YOUR GOAL |
Write out all of the entries exactly, please.

Data records:
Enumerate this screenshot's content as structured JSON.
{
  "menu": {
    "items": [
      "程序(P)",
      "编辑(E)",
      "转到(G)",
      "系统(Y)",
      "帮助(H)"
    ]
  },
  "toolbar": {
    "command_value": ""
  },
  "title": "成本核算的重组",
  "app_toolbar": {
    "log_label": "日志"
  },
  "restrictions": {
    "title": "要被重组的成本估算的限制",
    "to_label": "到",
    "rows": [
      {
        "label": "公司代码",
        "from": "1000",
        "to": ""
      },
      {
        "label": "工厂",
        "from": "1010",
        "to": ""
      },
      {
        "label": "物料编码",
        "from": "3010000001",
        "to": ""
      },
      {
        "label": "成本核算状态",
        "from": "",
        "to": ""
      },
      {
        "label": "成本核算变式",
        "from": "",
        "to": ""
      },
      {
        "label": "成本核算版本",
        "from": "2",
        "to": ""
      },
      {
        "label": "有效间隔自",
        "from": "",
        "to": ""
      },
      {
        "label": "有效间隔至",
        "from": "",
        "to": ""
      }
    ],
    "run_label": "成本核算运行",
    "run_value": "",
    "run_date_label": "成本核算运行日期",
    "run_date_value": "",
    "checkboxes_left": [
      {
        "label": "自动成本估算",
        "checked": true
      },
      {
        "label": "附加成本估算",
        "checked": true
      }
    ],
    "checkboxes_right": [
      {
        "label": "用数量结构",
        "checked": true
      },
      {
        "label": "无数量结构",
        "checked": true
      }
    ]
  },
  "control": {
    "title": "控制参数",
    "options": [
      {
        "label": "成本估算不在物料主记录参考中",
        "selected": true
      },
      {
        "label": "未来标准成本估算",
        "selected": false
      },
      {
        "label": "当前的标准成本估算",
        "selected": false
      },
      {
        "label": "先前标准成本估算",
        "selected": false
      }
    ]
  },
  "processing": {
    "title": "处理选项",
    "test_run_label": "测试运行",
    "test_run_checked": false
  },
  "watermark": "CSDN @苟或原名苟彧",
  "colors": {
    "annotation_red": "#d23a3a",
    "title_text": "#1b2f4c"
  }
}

REPLY TO THE TASK |
Enumerate this screenshot's content as structured JSON.
{
  "menu": {
    "items": [
      "程序(P)",
      "编辑(E)",
      "转到(G)",
      "系统(Y)",
      "帮助(H)"
    ]
  },
  "toolbar": {
    "command_value": ""
  },
  "title": "成本核算的重组",
  "app_toolbar": {
    "log_label": "日志"
  },
  "restrictions": {
    "title": "要被重组的成本估算的限制",
    "to_label": "到",
    "rows": [
      {
        "label": "公司代码",
        "from": "1000",
        "to": ""
      },
      {
        "label": "工厂",
        "from": "1010",
        "to": ""
      },
      {
        "label": "物料编码",
        "from": "3010000001",
        "to": ""
      },
      {
        "label": "成本核算状态",
        "from": "",
        "to": ""
      },
      {
        "label": "成本核算变式",
        "from": "",
        "to": ""
      },
      {
        "label": "成本核算版本",
        "from": "2",
        "to": ""
      },
      {
        "label": "有效间隔自",
        "from": "",
        "to": ""
      },
      {
        "label": "有效间隔至",
        "from": "",
        "to": ""
      }
    ],
    "run_label": "成本核算运行",
    "run_value": "",
    "run_date_label": "成本核算运行日期",
    "run_date_value": "",
    "checkboxes_left": [
      {
        "label": "自动成本估算",
        "checked": true
      },
      {
        "label": "附加成本估算",
        "checked": true
      }
    ],
    "checkboxes_right": [
      {
        "label": "用数量结构",
        "checked": true
      },
      {
        "label": "无数量结构",
        "checked": true
      }
    ]
  },
  "control": {
    "title": "控制参数",
    "options": [
      {
        "label": "成本估算不在物料主记录参考中",
        "selected": true
      },
      {
        "label": "未来标准成本估算",
        "selected": false
      },
      {
        "label": "当前的标准成本估算",
        "selected": false
      },
      {
        "label": "先前标准成本估算",
        "selected": false
      }
    ]
  },
  "processing": {
    "title": "处理选项",
    "test_run_label": "测试运行",
    "test_run_checked": false
  },
  "watermark": "CSDN @苟或原名苟彧",
  "colors": {
    "annotation_red": "#d23a3a",
    "title_text": "#1b2f4c"
  }
}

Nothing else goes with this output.